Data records

....................

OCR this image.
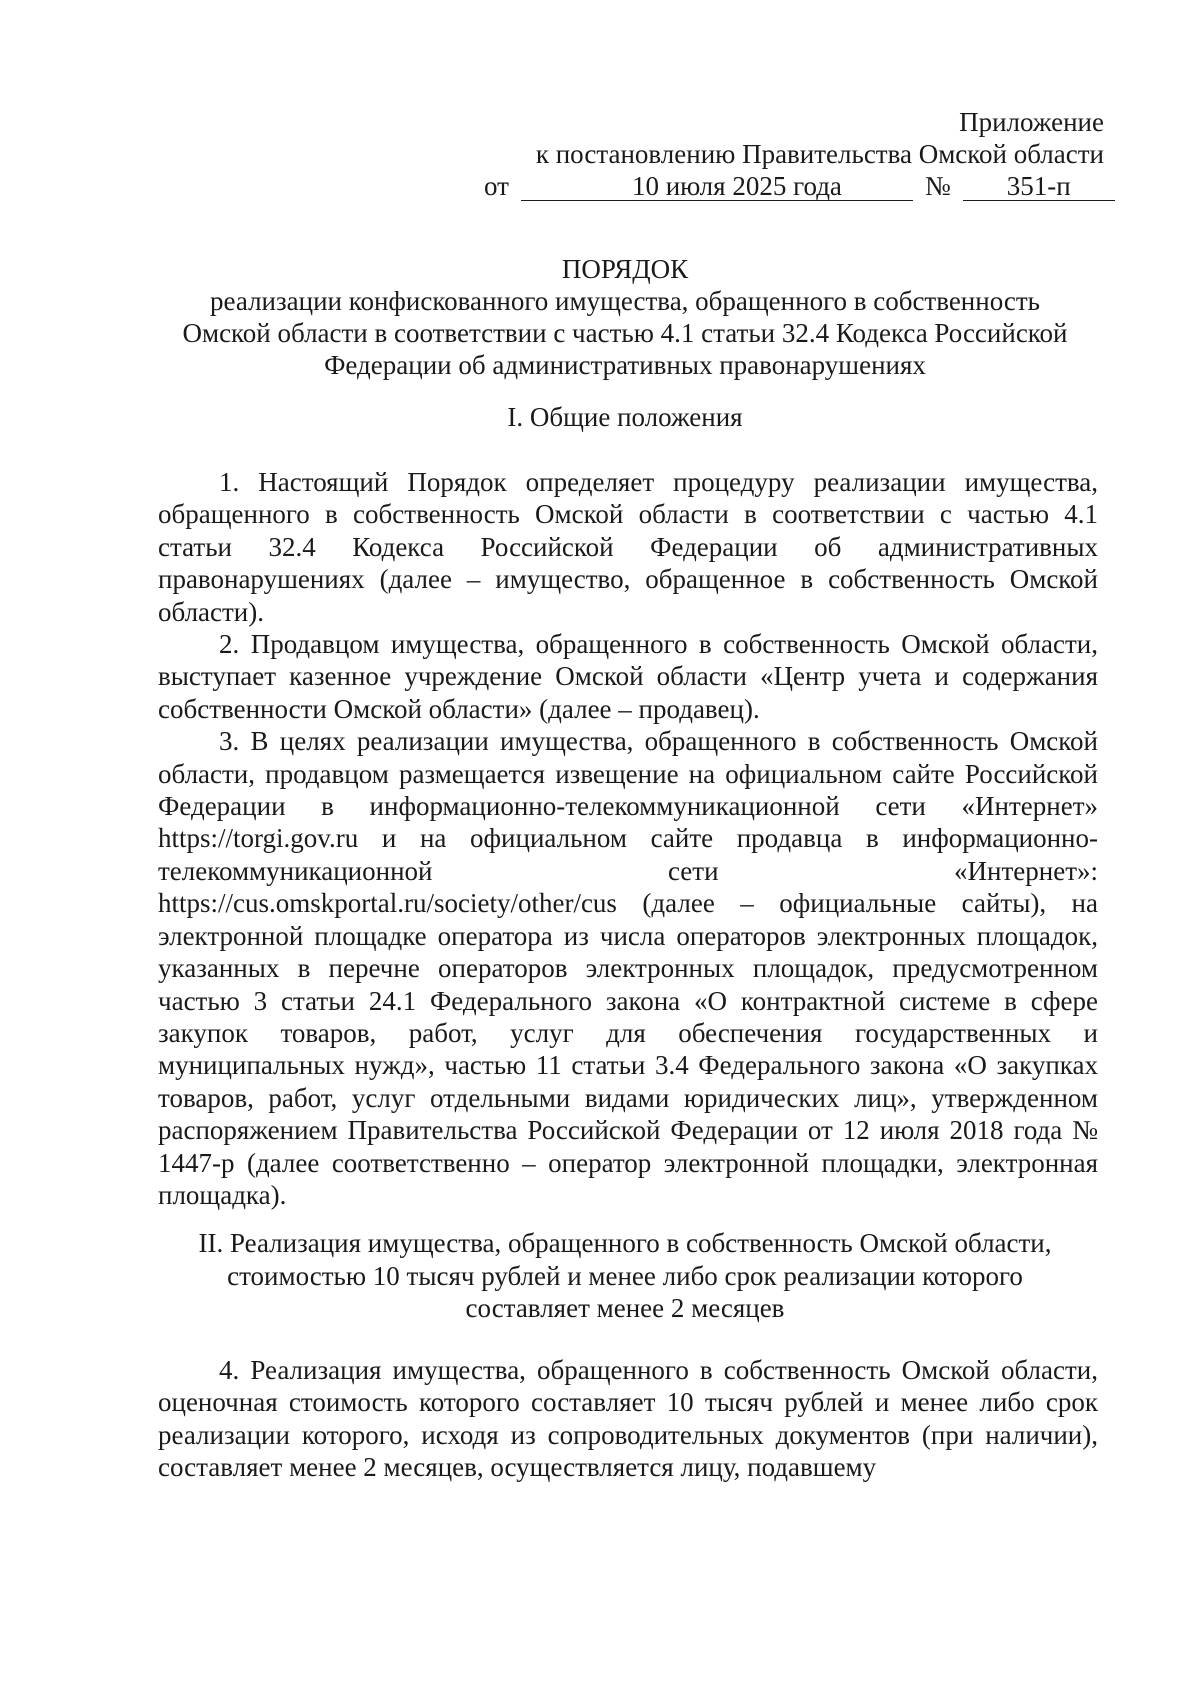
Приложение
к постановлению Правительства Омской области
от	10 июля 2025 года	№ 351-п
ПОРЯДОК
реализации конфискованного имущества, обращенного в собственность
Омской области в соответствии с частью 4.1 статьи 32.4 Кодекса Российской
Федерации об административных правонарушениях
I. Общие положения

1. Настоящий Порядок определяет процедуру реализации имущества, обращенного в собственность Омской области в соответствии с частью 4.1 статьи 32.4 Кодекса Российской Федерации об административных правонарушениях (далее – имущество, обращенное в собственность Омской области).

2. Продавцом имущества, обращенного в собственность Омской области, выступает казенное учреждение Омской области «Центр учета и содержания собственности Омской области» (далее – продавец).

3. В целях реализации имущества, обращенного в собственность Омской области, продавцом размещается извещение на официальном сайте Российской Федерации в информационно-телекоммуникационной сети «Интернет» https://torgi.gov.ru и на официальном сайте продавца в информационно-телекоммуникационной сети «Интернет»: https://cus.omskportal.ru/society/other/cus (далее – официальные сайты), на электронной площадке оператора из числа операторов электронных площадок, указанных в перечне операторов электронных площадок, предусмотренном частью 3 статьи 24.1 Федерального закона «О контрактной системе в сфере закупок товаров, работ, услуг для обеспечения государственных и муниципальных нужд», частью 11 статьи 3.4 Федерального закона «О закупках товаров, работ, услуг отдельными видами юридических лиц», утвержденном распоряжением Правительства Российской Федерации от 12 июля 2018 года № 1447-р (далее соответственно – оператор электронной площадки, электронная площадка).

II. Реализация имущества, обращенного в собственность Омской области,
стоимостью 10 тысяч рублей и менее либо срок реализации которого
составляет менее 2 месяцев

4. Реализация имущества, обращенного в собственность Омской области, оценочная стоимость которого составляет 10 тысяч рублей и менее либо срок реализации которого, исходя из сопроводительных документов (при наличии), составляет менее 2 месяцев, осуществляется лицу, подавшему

....................

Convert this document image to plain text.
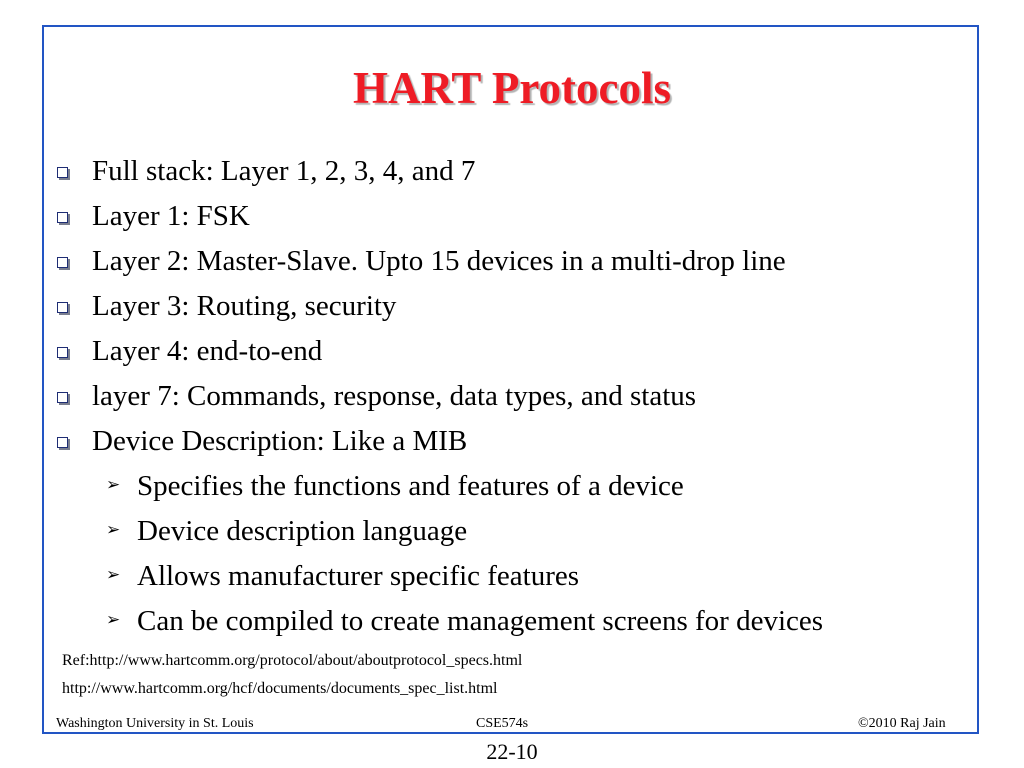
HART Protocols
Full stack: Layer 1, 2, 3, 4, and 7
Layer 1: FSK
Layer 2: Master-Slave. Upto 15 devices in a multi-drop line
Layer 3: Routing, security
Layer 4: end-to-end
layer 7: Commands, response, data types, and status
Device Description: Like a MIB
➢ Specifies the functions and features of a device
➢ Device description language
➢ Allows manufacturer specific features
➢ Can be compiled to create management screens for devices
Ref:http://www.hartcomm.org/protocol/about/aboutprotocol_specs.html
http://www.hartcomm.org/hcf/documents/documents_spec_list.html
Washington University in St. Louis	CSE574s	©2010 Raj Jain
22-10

....................

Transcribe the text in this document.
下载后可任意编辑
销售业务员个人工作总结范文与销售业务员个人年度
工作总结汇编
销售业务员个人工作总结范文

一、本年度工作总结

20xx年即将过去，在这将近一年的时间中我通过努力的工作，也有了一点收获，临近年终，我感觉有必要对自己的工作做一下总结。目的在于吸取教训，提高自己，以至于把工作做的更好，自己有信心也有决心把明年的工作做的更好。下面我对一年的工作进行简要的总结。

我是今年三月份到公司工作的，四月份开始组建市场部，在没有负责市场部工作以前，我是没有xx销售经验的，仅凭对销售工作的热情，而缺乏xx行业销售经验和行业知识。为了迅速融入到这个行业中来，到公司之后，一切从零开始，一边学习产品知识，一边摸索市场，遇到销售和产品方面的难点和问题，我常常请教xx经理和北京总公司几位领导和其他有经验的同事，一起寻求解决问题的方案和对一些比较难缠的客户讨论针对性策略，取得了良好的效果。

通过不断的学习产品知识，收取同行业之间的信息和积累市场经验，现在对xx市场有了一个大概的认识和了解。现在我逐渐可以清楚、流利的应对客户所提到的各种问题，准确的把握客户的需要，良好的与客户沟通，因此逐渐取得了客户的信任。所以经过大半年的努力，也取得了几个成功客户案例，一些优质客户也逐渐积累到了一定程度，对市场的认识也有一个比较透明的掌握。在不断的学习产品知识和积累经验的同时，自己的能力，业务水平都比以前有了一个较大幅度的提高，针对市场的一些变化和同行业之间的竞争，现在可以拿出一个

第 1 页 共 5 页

....................

> **Set task**: List each line in the listing that contains the string "составляет".

> **Result of this exercise**:
составляет менее 2 месяцев
4. Реализация имущества, обращенного в собственность Омской области, оценочная стоимость которого составляет 10 тысяч рублей и менее либо срок реализации которого, исходя из сопроводительных документов (при наличии), составляет менее 2 месяцев, осуществляется лицу, подавшему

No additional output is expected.